Restate the listing that follows word for word, without its pictures.
----- Excerpted data
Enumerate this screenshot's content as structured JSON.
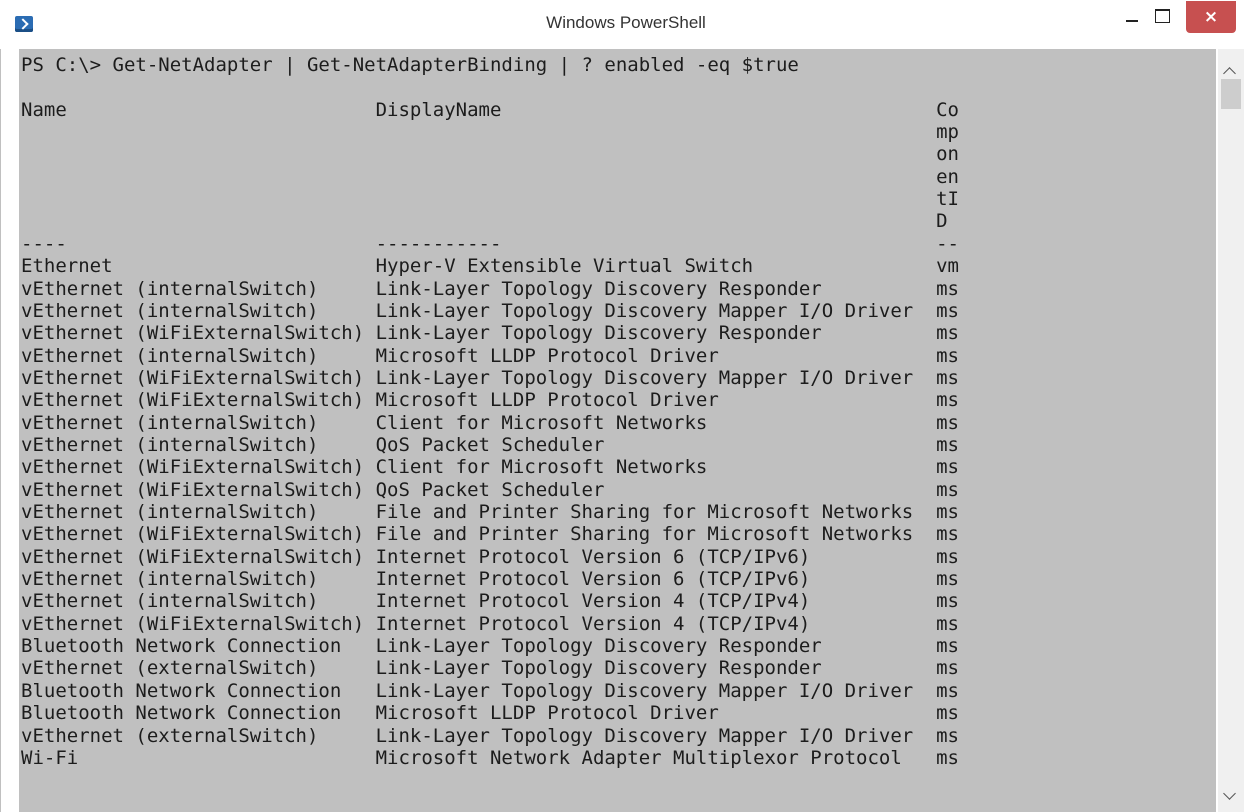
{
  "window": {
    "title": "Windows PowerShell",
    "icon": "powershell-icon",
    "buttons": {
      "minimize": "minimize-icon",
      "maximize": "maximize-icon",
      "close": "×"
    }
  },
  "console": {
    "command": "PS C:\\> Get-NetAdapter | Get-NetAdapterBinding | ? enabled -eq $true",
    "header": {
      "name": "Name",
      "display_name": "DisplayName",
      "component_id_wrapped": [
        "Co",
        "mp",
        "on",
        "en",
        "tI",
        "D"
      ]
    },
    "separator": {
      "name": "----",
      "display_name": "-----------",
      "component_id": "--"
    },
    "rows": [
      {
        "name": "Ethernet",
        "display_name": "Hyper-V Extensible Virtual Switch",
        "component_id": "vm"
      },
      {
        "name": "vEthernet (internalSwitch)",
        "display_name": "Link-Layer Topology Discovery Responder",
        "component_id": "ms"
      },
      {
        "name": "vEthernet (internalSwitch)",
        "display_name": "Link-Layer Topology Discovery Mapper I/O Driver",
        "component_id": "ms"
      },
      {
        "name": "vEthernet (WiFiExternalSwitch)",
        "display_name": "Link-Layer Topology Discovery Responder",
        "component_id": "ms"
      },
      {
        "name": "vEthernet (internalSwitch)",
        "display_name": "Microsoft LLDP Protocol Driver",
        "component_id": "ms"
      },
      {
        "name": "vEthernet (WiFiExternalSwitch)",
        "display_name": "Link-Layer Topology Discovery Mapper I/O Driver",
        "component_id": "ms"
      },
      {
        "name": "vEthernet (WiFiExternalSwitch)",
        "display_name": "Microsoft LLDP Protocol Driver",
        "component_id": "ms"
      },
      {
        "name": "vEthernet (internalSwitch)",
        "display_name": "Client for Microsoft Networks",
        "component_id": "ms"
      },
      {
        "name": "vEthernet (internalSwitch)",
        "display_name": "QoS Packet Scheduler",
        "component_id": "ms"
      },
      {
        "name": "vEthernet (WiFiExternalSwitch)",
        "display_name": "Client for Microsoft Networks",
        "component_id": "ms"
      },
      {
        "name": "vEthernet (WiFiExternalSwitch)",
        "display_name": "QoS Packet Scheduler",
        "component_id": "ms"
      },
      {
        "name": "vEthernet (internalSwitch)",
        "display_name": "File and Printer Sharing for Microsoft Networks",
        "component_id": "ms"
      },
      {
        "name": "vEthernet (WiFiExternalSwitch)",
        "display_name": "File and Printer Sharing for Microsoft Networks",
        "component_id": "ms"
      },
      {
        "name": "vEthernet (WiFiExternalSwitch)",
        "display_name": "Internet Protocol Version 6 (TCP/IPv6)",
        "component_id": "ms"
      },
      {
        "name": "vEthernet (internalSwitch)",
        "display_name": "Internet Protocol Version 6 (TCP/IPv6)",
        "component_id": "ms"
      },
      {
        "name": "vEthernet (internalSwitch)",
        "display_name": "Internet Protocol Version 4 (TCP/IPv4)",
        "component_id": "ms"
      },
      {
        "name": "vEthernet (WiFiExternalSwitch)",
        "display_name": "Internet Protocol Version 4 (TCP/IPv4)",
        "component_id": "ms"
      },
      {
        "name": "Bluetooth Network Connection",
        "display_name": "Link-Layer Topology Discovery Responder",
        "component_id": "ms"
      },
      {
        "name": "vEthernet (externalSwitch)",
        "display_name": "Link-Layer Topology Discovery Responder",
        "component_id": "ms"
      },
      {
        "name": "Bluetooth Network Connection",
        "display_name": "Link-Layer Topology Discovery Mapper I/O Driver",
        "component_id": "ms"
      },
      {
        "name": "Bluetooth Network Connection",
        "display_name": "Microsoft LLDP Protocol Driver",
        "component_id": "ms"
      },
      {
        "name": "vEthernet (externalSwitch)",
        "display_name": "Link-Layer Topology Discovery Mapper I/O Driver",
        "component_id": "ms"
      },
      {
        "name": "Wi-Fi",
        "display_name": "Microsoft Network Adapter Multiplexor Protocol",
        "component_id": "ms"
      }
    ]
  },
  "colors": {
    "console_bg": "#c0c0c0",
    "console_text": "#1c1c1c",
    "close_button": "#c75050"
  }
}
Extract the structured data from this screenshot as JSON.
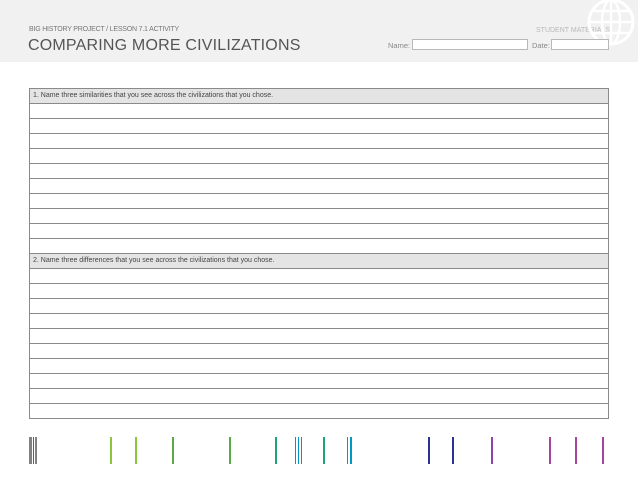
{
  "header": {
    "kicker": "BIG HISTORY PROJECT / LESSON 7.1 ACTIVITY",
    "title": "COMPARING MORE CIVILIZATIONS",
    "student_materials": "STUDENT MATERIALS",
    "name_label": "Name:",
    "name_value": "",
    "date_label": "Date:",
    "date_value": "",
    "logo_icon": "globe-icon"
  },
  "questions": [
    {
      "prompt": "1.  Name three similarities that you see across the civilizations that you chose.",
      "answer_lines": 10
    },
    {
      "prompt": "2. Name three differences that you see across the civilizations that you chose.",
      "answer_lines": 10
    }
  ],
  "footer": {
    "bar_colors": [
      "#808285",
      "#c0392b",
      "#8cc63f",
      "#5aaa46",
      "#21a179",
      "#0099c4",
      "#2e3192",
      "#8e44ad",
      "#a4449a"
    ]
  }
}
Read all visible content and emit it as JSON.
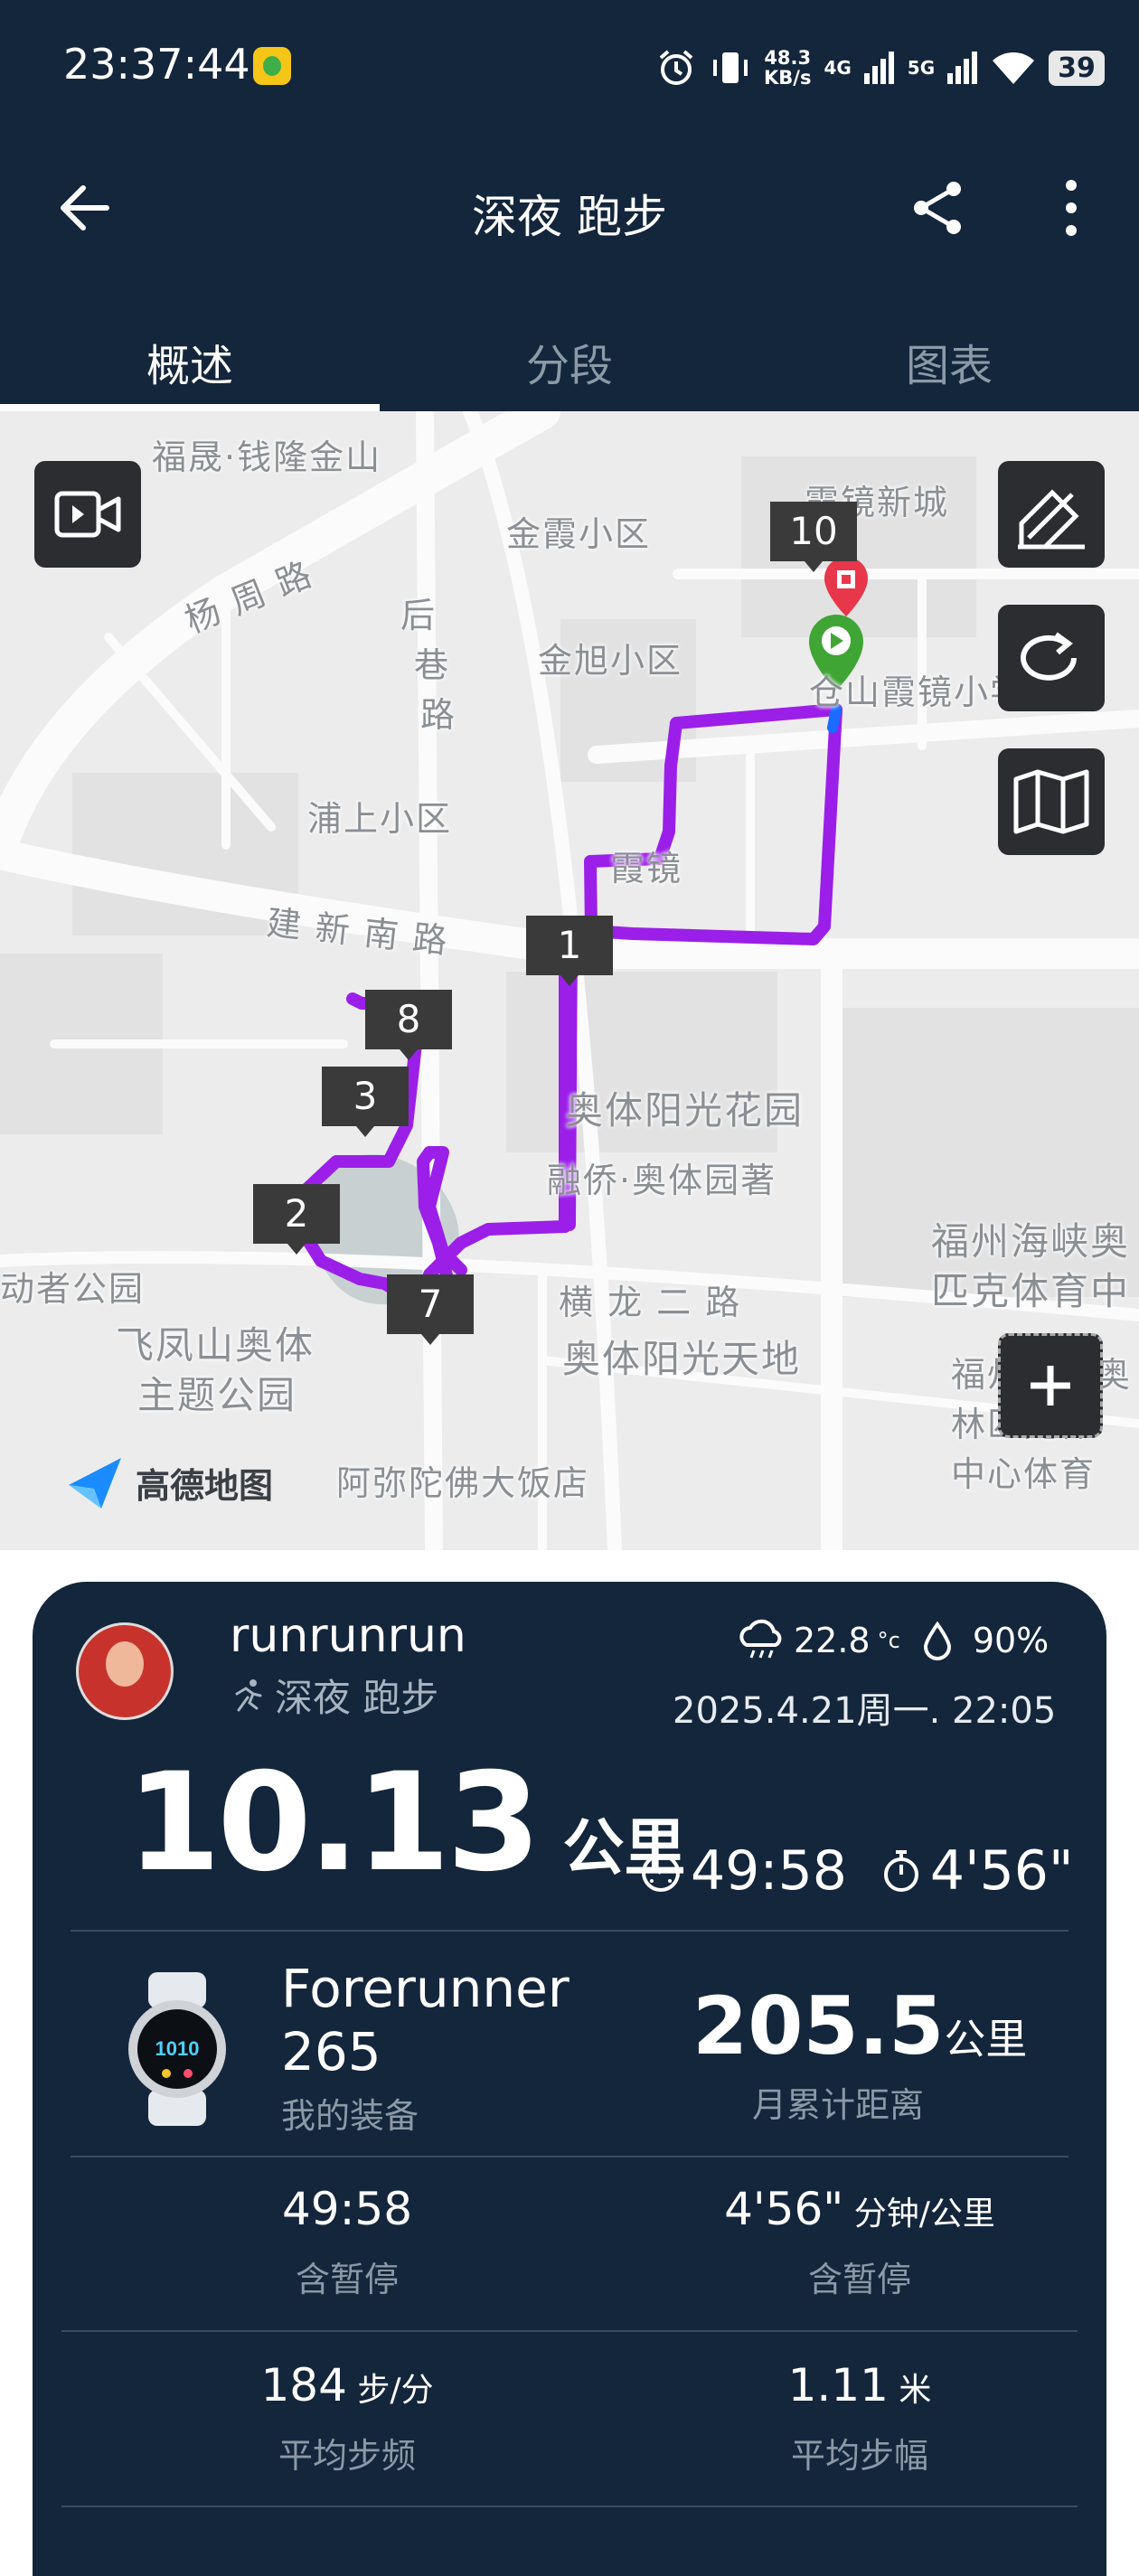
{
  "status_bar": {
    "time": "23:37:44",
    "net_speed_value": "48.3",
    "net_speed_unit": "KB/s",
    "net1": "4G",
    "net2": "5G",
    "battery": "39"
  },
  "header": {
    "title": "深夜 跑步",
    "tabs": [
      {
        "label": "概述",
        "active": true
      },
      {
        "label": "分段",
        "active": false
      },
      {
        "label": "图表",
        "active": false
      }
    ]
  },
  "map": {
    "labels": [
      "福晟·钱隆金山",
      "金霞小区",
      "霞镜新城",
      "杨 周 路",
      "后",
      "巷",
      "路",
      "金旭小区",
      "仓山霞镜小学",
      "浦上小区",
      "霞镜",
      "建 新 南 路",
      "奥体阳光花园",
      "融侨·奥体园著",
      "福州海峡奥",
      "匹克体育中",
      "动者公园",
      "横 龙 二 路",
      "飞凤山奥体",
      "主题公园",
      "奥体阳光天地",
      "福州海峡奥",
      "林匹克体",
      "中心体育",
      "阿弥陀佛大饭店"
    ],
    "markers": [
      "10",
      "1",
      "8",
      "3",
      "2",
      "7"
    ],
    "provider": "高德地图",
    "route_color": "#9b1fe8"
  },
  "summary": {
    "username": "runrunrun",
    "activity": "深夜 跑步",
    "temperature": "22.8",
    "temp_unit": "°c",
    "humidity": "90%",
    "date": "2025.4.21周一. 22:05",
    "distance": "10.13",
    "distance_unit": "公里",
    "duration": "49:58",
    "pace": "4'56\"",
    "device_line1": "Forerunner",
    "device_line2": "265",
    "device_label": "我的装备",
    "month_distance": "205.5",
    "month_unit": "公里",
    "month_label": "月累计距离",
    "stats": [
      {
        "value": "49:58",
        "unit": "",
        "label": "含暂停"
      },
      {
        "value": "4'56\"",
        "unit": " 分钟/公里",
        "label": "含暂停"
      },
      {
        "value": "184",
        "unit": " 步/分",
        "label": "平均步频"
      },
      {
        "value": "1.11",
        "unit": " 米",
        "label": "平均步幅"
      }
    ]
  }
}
----------
-- Task response --
Enumerate this screenshot's content as structured JSON.
{
  "window": {
    "title": "Windows PowerShell",
    "icon": "powershell-icon",
    "buttons": {
      "minimize": "minimize-icon",
      "maximize": "maximize-icon",
      "close": "×"
    }
  },
  "console": {
    "command": "PS C:\\> Get-NetAdapter | Get-NetAdapterBinding | ? enabled -eq $true",
    "header": {
      "name": "Name",
      "display_name": "DisplayName",
      "component_id_wrapped": [
        "Co",
        "mp",
        "on",
        "en",
        "tI",
        "D"
      ]
    },
    "separator": {
      "name": "----",
      "display_name": "-----------",
      "component_id": "--"
    },
    "rows": [
      {
        "name": "Ethernet",
        "display_name": "Hyper-V Extensible Virtual Switch",
        "component_id": "vm"
      },
      {
        "name": "vEthernet (internalSwitch)",
        "display_name": "Link-Layer Topology Discovery Responder",
        "component_id": "ms"
      },
      {
        "name": "vEthernet (internalSwitch)",
        "display_name": "Link-Layer Topology Discovery Mapper I/O Driver",
        "component_id": "ms"
      },
      {
        "name": "vEthernet (WiFiExternalSwitch)",
        "display_name": "Link-Layer Topology Discovery Responder",
        "component_id": "ms"
      },
      {
        "name": "vEthernet (internalSwitch)",
        "display_name": "Microsoft LLDP Protocol Driver",
        "component_id": "ms"
      },
      {
        "name": "vEthernet (WiFiExternalSwitch)",
        "display_name": "Link-Layer Topology Discovery Mapper I/O Driver",
        "component_id": "ms"
      },
      {
        "name": "vEthernet (WiFiExternalSwitch)",
        "display_name": "Microsoft LLDP Protocol Driver",
        "component_id": "ms"
      },
      {
        "name": "vEthernet (internalSwitch)",
        "display_name": "Client for Microsoft Networks",
        "component_id": "ms"
      },
      {
        "name": "vEthernet (internalSwitch)",
        "display_name": "QoS Packet Scheduler",
        "component_id": "ms"
      },
      {
        "name": "vEthernet (WiFiExternalSwitch)",
        "display_name": "Client for Microsoft Networks",
        "component_id": "ms"
      },
      {
        "name": "vEthernet (WiFiExternalSwitch)",
        "display_name": "QoS Packet Scheduler",
        "component_id": "ms"
      },
      {
        "name": "vEthernet (internalSwitch)",
        "display_name": "File and Printer Sharing for Microsoft Networks",
        "component_id": "ms"
      },
      {
        "name": "vEthernet (WiFiExternalSwitch)",
        "display_name": "File and Printer Sharing for Microsoft Networks",
        "component_id": "ms"
      },
      {
        "name": "vEthernet (WiFiExternalSwitch)",
        "display_name": "Internet Protocol Version 6 (TCP/IPv6)",
        "component_id": "ms"
      },
      {
        "name": "vEthernet (internalSwitch)",
        "display_name": "Internet Protocol Version 6 (TCP/IPv6)",
        "component_id": "ms"
      },
      {
        "name": "vEthernet (internalSwitch)",
        "display_name": "Internet Protocol Version 4 (TCP/IPv4)",
        "component_id": "ms"
      },
      {
        "name": "vEthernet (WiFiExternalSwitch)",
        "display_name": "Internet Protocol Version 4 (TCP/IPv4)",
        "component_id": "ms"
      },
      {
        "name": "Bluetooth Network Connection",
        "display_name": "Link-Layer Topology Discovery Responder",
        "component_id": "ms"
      },
      {
        "name": "vEthernet (externalSwitch)",
        "display_name": "Link-Layer Topology Discovery Responder",
        "component_id": "ms"
      },
      {
        "name": "Bluetooth Network Connection",
        "display_name": "Link-Layer Topology Discovery Mapper I/O Driver",
        "component_id": "ms"
      },
      {
        "name": "Bluetooth Network Connection",
        "display_name": "Microsoft LLDP Protocol Driver",
        "component_id": "ms"
      },
      {
        "name": "vEthernet (externalSwitch)",
        "display_name": "Link-Layer Topology Discovery Mapper I/O Driver",
        "component_id": "ms"
      },
      {
        "name": "Wi-Fi",
        "display_name": "Microsoft Network Adapter Multiplexor Protocol",
        "component_id": "ms"
      }
    ]
  },
  "colors": {
    "console_bg": "#c0c0c0",
    "console_text": "#1c1c1c",
    "close_button": "#c75050"
  }
}
Extract the structured data from this screenshot as JSON.
{
  "header": {
    "kicker": "BIG HISTORY PROJECT / LESSON 7.1 ACTIVITY",
    "title": "COMPARING MORE CIVILIZATIONS",
    "student_materials": "STUDENT MATERIALS",
    "name_label": "Name:",
    "name_value": "",
    "date_label": "Date:",
    "date_value": "",
    "logo_icon": "globe-icon"
  },
  "questions": [
    {
      "prompt": "1.  Name three similarities that you see across the civilizations that you chose.",
      "answer_lines": 10
    },
    {
      "prompt": "2. Name three differences that you see across the civilizations that you chose.",
      "answer_lines": 10
    }
  ],
  "footer": {
    "bar_colors": [
      "#808285",
      "#c0392b",
      "#8cc63f",
      "#5aaa46",
      "#21a179",
      "#0099c4",
      "#2e3192",
      "#8e44ad",
      "#a4449a"
    ]
  }
}
Read all visible content and emit it as JSON.
{
  "status_bar": {
    "time": "23:37:44",
    "net_speed_value": "48.3",
    "net_speed_unit": "KB/s",
    "net1": "4G",
    "net2": "5G",
    "battery": "39"
  },
  "header": {
    "title": "深夜 跑步",
    "tabs": [
      {
        "label": "概述",
        "active": true
      },
      {
        "label": "分段",
        "active": false
      },
      {
        "label": "图表",
        "active": false
      }
    ]
  },
  "map": {
    "labels": [
      "福晟·钱隆金山",
      "金霞小区",
      "霞镜新城",
      "杨 周 路",
      "后",
      "巷",
      "路",
      "金旭小区",
      "仓山霞镜小学",
      "浦上小区",
      "霞镜",
      "建 新 南 路",
      "奥体阳光花园",
      "融侨·奥体园著",
      "福州海峡奥",
      "匹克体育中",
      "动者公园",
      "横 龙 二 路",
      "飞凤山奥体",
      "主题公园",
      "奥体阳光天地",
      "福州海峡奥",
      "林匹克体",
      "中心体育",
      "阿弥陀佛大饭店"
    ],
    "markers": [
      "10",
      "1",
      "8",
      "3",
      "2",
      "7"
    ],
    "provider": "高德地图",
    "route_color": "#9b1fe8"
  },
  "summary": {
    "username": "runrunrun",
    "activity": "深夜 跑步",
    "temperature": "22.8",
    "temp_unit": "°c",
    "humidity": "90%",
    "date": "2025.4.21周一. 22:05",
    "distance": "10.13",
    "distance_unit": "公里",
    "duration": "49:58",
    "pace": "4'56\"",
    "device_line1": "Forerunner",
    "device_line2": "265",
    "device_label": "我的装备",
    "month_distance": "205.5",
    "month_unit": "公里",
    "month_label": "月累计距离",
    "stats": [
      {
        "value": "49:58",
        "unit": "",
        "label": "含暂停"
      },
      {
        "value": "4'56\"",
        "unit": " 分钟/公里",
        "label": "含暂停"
      },
      {
        "value": "184",
        "unit": " 步/分",
        "label": "平均步频"
      },
      {
        "value": "1.11",
        "unit": " 米",
        "label": "平均步幅"
      }
    ]
  }
}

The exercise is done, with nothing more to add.